◆ **Passage to read**
———
WT Week 1

Introduction to Wireless Technology

Wireless Communication

Transfer of information between 2 or more points not connected by wires

Coverage Range

Proximity Range

Less than 3cm

• Proximity card / RFID card
• Ez-link card
• NETS Flashpay

Short Range

Up to 10m

• Infrared Remote Control (e.g. TV remote)
• Radio Remote Control (e.g. Toy car remote)
• Bluetooth

Short to Medium Range

100m

• WLAN

Medium Range

Up to 50km

• Radio Walkie-Talkie
• Handphones (GPRS, 3G, 4G)

Medium to Long Range

Up to 100km

• Microwaves tech

Long Range

100km and beyond

• Low Earth Orbit (LEO) Satellite
• Medium Earth Orbit (MEO) Satellite
• Geostationary / Geosynchronous Earth Orbit (GEO) Satellite

Advantages

• Mobile Workforce
  • Work from anywhere, anytime
  • Contactable 24/7
• No time or cost required to lay cables
  • Makes relocation efficient
• Connectivity more reliable
  • Cable failure or connector damage not a concern

Disadvantages

• Security
  • Wireless signals easily captured
• Health Risk
  • Radiation
• Service easily made unavailable
  • Can be caused by interference or jamming

Factors affecting choice of WT for different applications

1. Maturity of WT
2. Range of coverage
3. Frequency band
4. Sensitivity of application
5. Security features
6. Weight
7. Portability

Cost Related

1. Cost of equipment
2. Setup / Installation costs
3. Recurrent costs
4. Service and maintenance costs
5. Upgrading costs
6. Operational costs

Electromagnetic Waves

Wireless communications sends data signals via EM waves. EM waves travel through space at the speed of light (~ 300,000 km/s)
———
◆ **Information supplied**
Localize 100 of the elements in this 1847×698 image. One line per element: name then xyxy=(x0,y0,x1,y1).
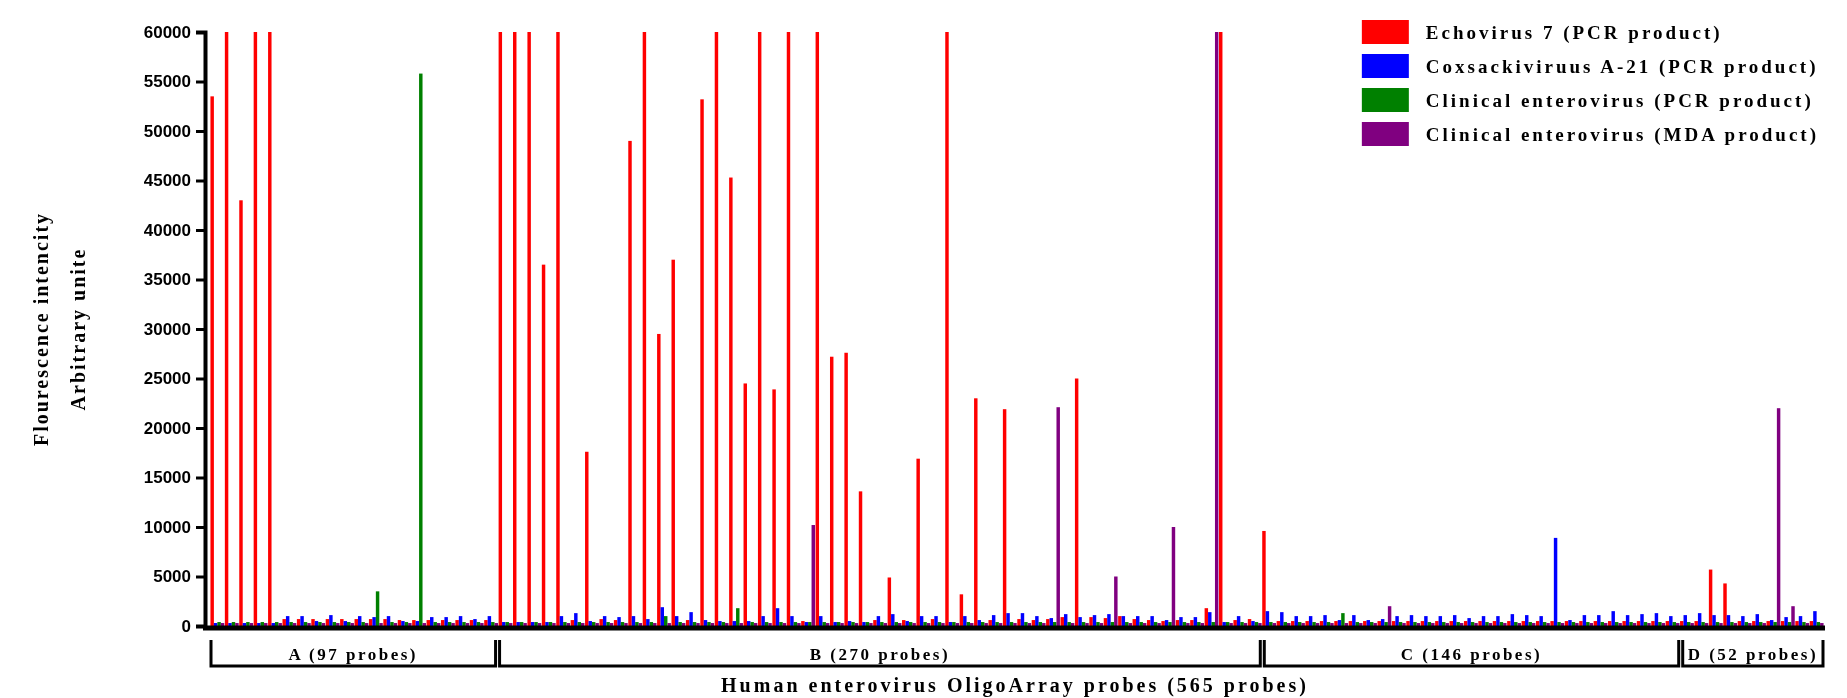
bar xyxy=(1791,606,1795,626)
bar xyxy=(825,623,830,626)
bar xyxy=(1179,617,1183,626)
bar xyxy=(1611,611,1615,626)
bar xyxy=(833,622,837,626)
bar xyxy=(1629,622,1633,626)
bar xyxy=(1272,623,1277,626)
bar xyxy=(955,623,960,626)
bar xyxy=(1070,623,1075,626)
bar xyxy=(1200,623,1205,626)
bar xyxy=(1773,622,1777,626)
bar xyxy=(1114,576,1118,626)
bar xyxy=(897,623,902,626)
bar xyxy=(300,616,304,626)
bar xyxy=(235,623,239,626)
bar xyxy=(1323,615,1327,626)
bar xyxy=(379,623,383,626)
bar xyxy=(1208,612,1212,626)
bar xyxy=(1528,622,1532,626)
bar xyxy=(1157,623,1161,626)
bar xyxy=(1546,623,1550,626)
y-tick-label: 25000 xyxy=(143,369,191,389)
bar xyxy=(995,622,999,626)
bar xyxy=(1056,407,1060,626)
bar xyxy=(246,622,250,626)
bar xyxy=(336,623,340,626)
bar xyxy=(1560,623,1565,626)
bar xyxy=(383,619,387,626)
bar xyxy=(1099,623,1104,626)
y-tick-label: 35000 xyxy=(143,270,191,290)
bar xyxy=(321,623,326,626)
bar xyxy=(1640,614,1644,626)
bar xyxy=(1406,621,1410,626)
bar xyxy=(393,623,398,626)
bar xyxy=(1096,622,1100,626)
bar xyxy=(595,623,599,626)
bar xyxy=(808,622,812,626)
bar xyxy=(1280,612,1284,626)
bar xyxy=(1359,623,1363,626)
bar xyxy=(667,623,671,626)
bar xyxy=(239,200,243,626)
bar xyxy=(1258,623,1262,626)
bar xyxy=(840,623,844,626)
bar xyxy=(1820,623,1824,626)
bar xyxy=(574,613,578,626)
bar xyxy=(1416,623,1421,626)
bar xyxy=(556,32,560,626)
bar xyxy=(1035,616,1039,626)
bar xyxy=(646,619,650,626)
bar xyxy=(1078,617,1082,626)
bar xyxy=(1784,617,1788,626)
bar xyxy=(1467,618,1471,626)
bar xyxy=(1269,622,1273,626)
bar xyxy=(473,619,477,626)
bar xyxy=(1027,623,1032,626)
y-tick-label: 5000 xyxy=(153,567,191,587)
bar xyxy=(1669,616,1673,626)
bar xyxy=(1647,623,1651,626)
bar xyxy=(451,623,455,626)
bar xyxy=(1413,622,1417,626)
bar xyxy=(390,622,394,626)
bar xyxy=(923,622,927,626)
bar xyxy=(653,623,657,626)
bar xyxy=(433,622,437,626)
bar xyxy=(242,623,247,626)
bar xyxy=(1017,619,1021,626)
bar xyxy=(422,623,426,626)
bar xyxy=(869,623,873,626)
bar xyxy=(516,622,520,626)
bar xyxy=(1240,622,1244,626)
bar xyxy=(282,619,286,626)
bar xyxy=(1395,616,1399,626)
bar xyxy=(249,623,254,626)
bar xyxy=(462,622,466,626)
bar xyxy=(268,32,272,626)
bar xyxy=(1013,623,1017,626)
bar xyxy=(455,620,459,626)
bar xyxy=(1622,621,1626,626)
bar xyxy=(681,623,686,626)
text: C (146 probes) xyxy=(1400,645,1543,664)
bar xyxy=(412,620,416,626)
bar xyxy=(1478,621,1482,626)
bar xyxy=(772,389,776,626)
bar xyxy=(822,622,826,626)
bar xyxy=(1006,613,1010,626)
bar xyxy=(1618,623,1622,626)
bar xyxy=(1539,616,1543,626)
bar xyxy=(537,623,542,626)
bar xyxy=(1496,616,1500,626)
bar xyxy=(599,619,603,626)
bar xyxy=(974,398,978,626)
bar xyxy=(1676,623,1680,626)
bar xyxy=(1229,623,1233,626)
text: B (270 probes) xyxy=(809,645,951,664)
bar xyxy=(678,622,682,626)
bar xyxy=(1474,623,1478,626)
bar xyxy=(1704,623,1709,626)
bar xyxy=(1341,613,1345,626)
bar xyxy=(1568,620,1572,626)
bar xyxy=(696,623,700,626)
———
◆ **The tasks**
A. Answer these questions from the wireless technology notes:
(i) What distance is given for short range?
(ii) What speed do EM waves travel through space?
(iii) What can make service unavailable?
B. Reproduce the wireless technology notes word for word from "Less than 3cm" to "Toy car remote)".
The listing has nothing to do with the wireless technology notes.

◆ **Exercise responses**
A.
(i) Up to 10m
(ii) The speed of light, about 300,000 km/s
(iii) Interference or jamming

B.
Less than 3cm

• Proximity card / RFID card
• Ez-link card
• NETS Flashpay

Short Range

Up to 10m

• Infrared Remote Control (e.g. TV remote)
• Radio Remote Control (e.g. Toy car remote)